__Collected data entries__:
===

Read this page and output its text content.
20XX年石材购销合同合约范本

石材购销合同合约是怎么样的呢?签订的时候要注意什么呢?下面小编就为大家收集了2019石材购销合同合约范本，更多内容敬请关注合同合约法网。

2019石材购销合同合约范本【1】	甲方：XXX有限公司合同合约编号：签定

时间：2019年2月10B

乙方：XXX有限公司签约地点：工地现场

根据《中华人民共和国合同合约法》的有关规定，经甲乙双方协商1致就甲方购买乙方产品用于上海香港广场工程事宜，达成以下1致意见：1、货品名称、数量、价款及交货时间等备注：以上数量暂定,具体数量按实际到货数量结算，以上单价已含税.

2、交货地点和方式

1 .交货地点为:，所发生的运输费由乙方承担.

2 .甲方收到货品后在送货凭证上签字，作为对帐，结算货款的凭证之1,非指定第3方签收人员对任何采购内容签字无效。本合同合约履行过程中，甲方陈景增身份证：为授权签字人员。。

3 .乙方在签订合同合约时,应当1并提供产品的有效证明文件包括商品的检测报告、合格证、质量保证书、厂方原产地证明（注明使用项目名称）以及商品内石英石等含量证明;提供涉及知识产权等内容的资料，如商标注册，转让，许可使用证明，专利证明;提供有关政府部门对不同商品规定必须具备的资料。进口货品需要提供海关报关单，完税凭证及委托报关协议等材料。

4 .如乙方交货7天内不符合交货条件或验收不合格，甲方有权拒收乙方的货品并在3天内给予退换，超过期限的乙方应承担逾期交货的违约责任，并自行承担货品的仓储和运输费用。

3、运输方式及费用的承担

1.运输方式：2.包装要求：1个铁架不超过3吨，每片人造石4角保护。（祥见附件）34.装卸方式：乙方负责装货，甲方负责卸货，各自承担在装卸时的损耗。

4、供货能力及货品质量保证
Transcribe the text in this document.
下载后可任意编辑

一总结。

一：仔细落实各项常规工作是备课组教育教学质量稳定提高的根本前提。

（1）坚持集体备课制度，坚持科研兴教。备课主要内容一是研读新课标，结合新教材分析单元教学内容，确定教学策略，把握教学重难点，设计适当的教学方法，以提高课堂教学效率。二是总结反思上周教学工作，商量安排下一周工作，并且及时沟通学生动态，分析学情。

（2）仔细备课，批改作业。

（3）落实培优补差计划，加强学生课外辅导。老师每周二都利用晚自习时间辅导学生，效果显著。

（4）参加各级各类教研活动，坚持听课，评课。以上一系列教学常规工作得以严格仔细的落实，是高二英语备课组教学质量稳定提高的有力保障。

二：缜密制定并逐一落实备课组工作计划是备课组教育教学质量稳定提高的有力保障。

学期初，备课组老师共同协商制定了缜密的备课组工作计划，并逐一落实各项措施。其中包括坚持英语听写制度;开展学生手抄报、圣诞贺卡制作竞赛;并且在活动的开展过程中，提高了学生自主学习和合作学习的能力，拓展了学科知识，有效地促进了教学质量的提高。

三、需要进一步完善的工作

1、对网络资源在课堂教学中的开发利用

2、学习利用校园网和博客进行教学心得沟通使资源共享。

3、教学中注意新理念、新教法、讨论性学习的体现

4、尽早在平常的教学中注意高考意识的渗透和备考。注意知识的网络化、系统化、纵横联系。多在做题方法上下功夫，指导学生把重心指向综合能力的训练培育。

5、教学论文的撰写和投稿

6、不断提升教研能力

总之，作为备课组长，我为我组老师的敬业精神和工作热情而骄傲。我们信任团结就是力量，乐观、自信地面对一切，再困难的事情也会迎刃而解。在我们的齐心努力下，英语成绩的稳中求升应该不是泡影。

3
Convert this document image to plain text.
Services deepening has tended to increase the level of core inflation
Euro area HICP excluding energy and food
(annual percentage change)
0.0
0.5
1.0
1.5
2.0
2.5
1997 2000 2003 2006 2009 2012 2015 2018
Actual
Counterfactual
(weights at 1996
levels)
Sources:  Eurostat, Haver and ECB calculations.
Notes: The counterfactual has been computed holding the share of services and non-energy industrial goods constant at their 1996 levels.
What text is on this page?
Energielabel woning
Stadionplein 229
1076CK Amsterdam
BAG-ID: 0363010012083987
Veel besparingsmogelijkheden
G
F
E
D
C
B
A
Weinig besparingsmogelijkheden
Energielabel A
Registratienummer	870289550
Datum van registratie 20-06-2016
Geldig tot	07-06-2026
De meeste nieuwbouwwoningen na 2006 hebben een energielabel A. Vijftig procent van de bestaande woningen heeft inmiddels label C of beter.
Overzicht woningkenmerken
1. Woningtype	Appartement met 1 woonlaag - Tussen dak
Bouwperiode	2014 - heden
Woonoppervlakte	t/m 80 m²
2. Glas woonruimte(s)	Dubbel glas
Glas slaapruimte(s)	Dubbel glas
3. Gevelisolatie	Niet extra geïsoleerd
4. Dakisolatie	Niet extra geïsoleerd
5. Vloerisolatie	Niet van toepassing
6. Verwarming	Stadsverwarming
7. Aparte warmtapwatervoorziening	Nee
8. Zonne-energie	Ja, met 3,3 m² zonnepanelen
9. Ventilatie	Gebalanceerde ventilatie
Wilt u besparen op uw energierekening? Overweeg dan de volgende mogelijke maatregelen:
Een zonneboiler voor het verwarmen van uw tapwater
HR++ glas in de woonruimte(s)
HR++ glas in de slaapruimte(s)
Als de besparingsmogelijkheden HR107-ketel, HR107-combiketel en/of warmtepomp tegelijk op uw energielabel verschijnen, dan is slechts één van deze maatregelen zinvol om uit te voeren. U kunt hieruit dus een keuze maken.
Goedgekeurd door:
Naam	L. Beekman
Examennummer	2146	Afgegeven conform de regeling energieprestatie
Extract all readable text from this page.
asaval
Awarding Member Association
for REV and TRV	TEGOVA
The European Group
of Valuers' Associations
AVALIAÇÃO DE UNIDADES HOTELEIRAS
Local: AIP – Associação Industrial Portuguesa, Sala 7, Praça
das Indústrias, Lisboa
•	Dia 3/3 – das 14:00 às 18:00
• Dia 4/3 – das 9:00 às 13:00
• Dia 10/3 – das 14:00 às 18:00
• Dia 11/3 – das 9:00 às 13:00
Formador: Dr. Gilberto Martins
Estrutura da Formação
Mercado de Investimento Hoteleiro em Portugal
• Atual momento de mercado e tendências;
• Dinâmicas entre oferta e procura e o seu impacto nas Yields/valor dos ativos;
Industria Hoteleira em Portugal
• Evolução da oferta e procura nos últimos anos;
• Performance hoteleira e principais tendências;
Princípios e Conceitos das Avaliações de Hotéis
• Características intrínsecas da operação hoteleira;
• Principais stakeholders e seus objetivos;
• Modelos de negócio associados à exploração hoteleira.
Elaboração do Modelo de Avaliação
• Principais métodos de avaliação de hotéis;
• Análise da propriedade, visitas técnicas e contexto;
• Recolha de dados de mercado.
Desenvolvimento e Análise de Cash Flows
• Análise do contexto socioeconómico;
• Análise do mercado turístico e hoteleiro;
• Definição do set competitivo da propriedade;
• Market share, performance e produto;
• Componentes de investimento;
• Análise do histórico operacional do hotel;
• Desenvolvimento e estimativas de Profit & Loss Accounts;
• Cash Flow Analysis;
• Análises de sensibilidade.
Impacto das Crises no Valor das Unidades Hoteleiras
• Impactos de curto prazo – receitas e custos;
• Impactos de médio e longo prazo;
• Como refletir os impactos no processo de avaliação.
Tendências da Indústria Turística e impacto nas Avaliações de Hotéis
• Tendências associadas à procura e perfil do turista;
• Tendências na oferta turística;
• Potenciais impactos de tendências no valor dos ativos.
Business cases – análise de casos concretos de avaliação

===

__Written exercise__:
Using the records above, pull out each line where the word "document" occurs.

__The output__:
Transcribe the text in this document.
Convert this document image to plain text.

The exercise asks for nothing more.